(TASK TO COMPLETE): Update the material by replacing "plan view" with "top view" and leave every other word unchanged.

(Stored records)
· · · ·
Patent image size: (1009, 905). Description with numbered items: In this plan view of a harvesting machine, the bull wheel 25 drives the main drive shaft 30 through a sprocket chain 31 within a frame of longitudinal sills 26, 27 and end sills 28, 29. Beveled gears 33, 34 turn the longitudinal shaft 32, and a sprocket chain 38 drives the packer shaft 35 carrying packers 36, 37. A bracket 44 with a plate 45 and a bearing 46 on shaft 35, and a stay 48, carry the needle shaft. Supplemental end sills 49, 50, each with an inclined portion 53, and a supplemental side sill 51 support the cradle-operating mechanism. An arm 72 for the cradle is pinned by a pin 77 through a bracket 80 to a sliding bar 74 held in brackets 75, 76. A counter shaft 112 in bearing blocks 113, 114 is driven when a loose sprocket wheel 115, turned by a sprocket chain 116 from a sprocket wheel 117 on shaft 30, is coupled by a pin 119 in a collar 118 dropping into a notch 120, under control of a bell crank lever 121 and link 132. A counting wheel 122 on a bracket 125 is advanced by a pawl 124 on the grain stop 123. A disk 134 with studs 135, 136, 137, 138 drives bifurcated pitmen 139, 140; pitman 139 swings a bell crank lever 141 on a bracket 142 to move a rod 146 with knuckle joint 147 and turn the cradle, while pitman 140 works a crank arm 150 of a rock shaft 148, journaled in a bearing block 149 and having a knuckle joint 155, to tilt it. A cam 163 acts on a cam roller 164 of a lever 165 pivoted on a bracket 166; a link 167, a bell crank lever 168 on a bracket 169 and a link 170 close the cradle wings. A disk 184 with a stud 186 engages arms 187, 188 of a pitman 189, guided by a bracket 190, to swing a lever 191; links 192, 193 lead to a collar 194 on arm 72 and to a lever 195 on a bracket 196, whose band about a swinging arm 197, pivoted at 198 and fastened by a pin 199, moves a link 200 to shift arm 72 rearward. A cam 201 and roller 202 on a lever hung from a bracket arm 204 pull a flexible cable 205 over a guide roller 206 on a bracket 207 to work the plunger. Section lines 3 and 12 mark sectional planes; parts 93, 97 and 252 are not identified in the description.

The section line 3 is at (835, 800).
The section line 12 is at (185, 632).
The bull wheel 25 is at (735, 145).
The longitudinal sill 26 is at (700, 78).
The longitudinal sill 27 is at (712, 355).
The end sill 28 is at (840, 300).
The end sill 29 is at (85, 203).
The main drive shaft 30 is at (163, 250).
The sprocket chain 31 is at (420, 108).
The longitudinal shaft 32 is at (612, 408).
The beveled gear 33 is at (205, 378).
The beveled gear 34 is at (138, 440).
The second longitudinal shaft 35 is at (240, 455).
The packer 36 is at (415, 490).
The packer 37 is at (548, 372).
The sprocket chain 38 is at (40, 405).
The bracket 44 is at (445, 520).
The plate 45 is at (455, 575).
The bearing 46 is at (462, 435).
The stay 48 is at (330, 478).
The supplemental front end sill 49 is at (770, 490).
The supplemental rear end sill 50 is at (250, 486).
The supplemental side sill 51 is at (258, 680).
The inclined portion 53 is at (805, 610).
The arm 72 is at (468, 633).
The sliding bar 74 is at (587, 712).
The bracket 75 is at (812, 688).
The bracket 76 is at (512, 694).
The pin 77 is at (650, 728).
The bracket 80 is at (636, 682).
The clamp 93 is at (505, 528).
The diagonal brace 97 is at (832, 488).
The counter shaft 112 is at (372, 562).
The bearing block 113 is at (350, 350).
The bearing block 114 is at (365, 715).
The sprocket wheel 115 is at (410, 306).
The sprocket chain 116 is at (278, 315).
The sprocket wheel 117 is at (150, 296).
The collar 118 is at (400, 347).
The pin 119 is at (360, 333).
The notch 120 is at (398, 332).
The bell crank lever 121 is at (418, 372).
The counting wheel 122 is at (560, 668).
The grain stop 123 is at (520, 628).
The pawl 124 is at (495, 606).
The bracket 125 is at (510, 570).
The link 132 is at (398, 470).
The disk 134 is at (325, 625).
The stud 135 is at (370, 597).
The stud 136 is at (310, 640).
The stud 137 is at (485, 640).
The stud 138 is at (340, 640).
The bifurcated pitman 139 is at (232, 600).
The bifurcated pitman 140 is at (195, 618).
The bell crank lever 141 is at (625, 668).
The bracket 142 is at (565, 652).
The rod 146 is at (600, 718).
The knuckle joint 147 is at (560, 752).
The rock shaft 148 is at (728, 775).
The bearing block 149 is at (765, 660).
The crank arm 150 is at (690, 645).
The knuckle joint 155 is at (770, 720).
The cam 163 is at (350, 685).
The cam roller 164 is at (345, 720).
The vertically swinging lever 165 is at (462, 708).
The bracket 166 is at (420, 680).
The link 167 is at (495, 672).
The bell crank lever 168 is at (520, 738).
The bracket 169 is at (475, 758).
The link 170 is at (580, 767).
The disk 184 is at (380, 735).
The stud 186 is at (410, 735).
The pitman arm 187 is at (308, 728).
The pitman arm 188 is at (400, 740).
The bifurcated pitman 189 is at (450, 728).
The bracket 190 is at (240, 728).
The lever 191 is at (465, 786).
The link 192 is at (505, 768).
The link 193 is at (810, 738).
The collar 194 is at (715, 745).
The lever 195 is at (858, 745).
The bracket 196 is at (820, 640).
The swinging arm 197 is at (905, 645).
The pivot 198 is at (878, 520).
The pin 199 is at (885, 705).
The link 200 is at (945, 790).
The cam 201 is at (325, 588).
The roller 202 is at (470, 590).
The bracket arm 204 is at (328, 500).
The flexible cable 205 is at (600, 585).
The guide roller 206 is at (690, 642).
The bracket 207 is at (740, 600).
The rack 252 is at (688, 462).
· · · ·
(WORKED SOLUTION):
Patent image size: (1009, 905). Description with numbered items: In this top view of a harvesting machine, the bull wheel 25 drives the main drive shaft 30 through a sprocket chain 31 within a frame of longitudinal sills 26, 27 and end sills 28, 29. Beveled gears 33, 34 turn the longitudinal shaft 32, and a sprocket chain 38 drives the packer shaft 35 carrying packers 36, 37. A bracket 44 with a plate 45 and a bearing 46 on shaft 35, and a stay 48, carry the needle shaft. Supplemental end sills 49, 50, each with an inclined portion 53, and a supplemental side sill 51 support the cradle-operating mechanism. An arm 72 for the cradle is pinned by a pin 77 through a bracket 80 to a sliding bar 74 held in brackets 75, 76. A counter shaft 112 in bearing blocks 113, 114 is driven when a loose sprocket wheel 115, turned by a sprocket chain 116 from a sprocket wheel 117 on shaft 30, is coupled by a pin 119 in a collar 118 dropping into a notch 120, under control of a bell crank lever 121 and link 132. A counting wheel 122 on a bracket 125 is advanced by a pawl 124 on the grain stop 123. A disk 134 with studs 135, 136, 137, 138 drives bifurcated pitmen 139, 140; pitman 139 swings a bell crank lever 141 on a bracket 142 to move a rod 146 with knuckle joint 147 and turn the cradle, while pitman 140 works a crank arm 150 of a rock shaft 148, journaled in a bearing block 149 and having a knuckle joint 155, to tilt it. A cam 163 acts on a cam roller 164 of a lever 165 pivoted on a bracket 166; a link 167, a bell crank lever 168 on a bracket 169 and a link 170 close the cradle wings. A disk 184 with a stud 186 engages arms 187, 188 of a pitman 189, guided by a bracket 190, to swing a lever 191; links 192, 193 lead to a collar 194 on arm 72 and to a lever 195 on a bracket 196, whose band about a swinging arm 197, pivoted at 198 and fastened by a pin 199, moves a link 200 to shift arm 72 rearward. A cam 201 and roller 202 on a lever hung from a bracket arm 204 pull a flexible cable 205 over a guide roller 206 on a bracket 207 to work the plunger. Section lines 3 and 12 mark sectional planes; parts 93, 97 and 252 are not identified in the description.

The section line 3 is at (835, 800).
The section line 12 is at (185, 632).
The bull wheel 25 is at (735, 145).
The longitudinal sill 26 is at (700, 78).
The longitudinal sill 27 is at (712, 355).
The end sill 28 is at (840, 300).
The end sill 29 is at (85, 203).
The main drive shaft 30 is at (163, 250).
The sprocket chain 31 is at (420, 108).
The longitudinal shaft 32 is at (612, 408).
The beveled gear 33 is at (205, 378).
The beveled gear 34 is at (138, 440).
The second longitudinal shaft 35 is at (240, 455).
The packer 36 is at (415, 490).
The packer 37 is at (548, 372).
The sprocket chain 38 is at (40, 405).
The bracket 44 is at (445, 520).
The plate 45 is at (455, 575).
The bearing 46 is at (462, 435).
The stay 48 is at (330, 478).
The supplemental front end sill 49 is at (770, 490).
The supplemental rear end sill 50 is at (250, 486).
The supplemental side sill 51 is at (258, 680).
The inclined portion 53 is at (805, 610).
The arm 72 is at (468, 633).
The sliding bar 74 is at (587, 712).
The bracket 75 is at (812, 688).
The bracket 76 is at (512, 694).
The pin 77 is at (650, 728).
The bracket 80 is at (636, 682).
The clamp 93 is at (505, 528).
The diagonal brace 97 is at (832, 488).
The counter shaft 112 is at (372, 562).
The bearing block 113 is at (350, 350).
The bearing block 114 is at (365, 715).
The sprocket wheel 115 is at (410, 306).
The sprocket chain 116 is at (278, 315).
The sprocket wheel 117 is at (150, 296).
The collar 118 is at (400, 347).
The pin 119 is at (360, 333).
The notch 120 is at (398, 332).
The bell crank lever 121 is at (418, 372).
The counting wheel 122 is at (560, 668).
The grain stop 123 is at (520, 628).
The pawl 124 is at (495, 606).
The bracket 125 is at (510, 570).
The link 132 is at (398, 470).
The disk 134 is at (325, 625).
The stud 135 is at (370, 597).
The stud 136 is at (310, 640).
The stud 137 is at (485, 640).
The stud 138 is at (340, 640).
The bifurcated pitman 139 is at (232, 600).
The bifurcated pitman 140 is at (195, 618).
The bell crank lever 141 is at (625, 668).
The bracket 142 is at (565, 652).
The rod 146 is at (600, 718).
The knuckle joint 147 is at (560, 752).
The rock shaft 148 is at (728, 775).
The bearing block 149 is at (765, 660).
The crank arm 150 is at (690, 645).
The knuckle joint 155 is at (770, 720).
The cam 163 is at (350, 685).
The cam roller 164 is at (345, 720).
The vertically swinging lever 165 is at (462, 708).
The bracket 166 is at (420, 680).
The link 167 is at (495, 672).
The bell crank lever 168 is at (520, 738).
The bracket 169 is at (475, 758).
The link 170 is at (580, 767).
The disk 184 is at (380, 735).
The stud 186 is at (410, 735).
The pitman arm 187 is at (308, 728).
The pitman arm 188 is at (400, 740).
The bifurcated pitman 189 is at (450, 728).
The bracket 190 is at (240, 728).
The lever 191 is at (465, 786).
The link 192 is at (505, 768).
The link 193 is at (810, 738).
The collar 194 is at (715, 745).
The lever 195 is at (858, 745).
The bracket 196 is at (820, 640).
The swinging arm 197 is at (905, 645).
The pivot 198 is at (878, 520).
The pin 199 is at (885, 705).
The link 200 is at (945, 790).
The cam 201 is at (325, 588).
The roller 202 is at (470, 590).
The bracket arm 204 is at (328, 500).
The flexible cable 205 is at (600, 585).
The guide roller 206 is at (690, 642).
The bracket 207 is at (740, 600).
The rack 252 is at (688, 462).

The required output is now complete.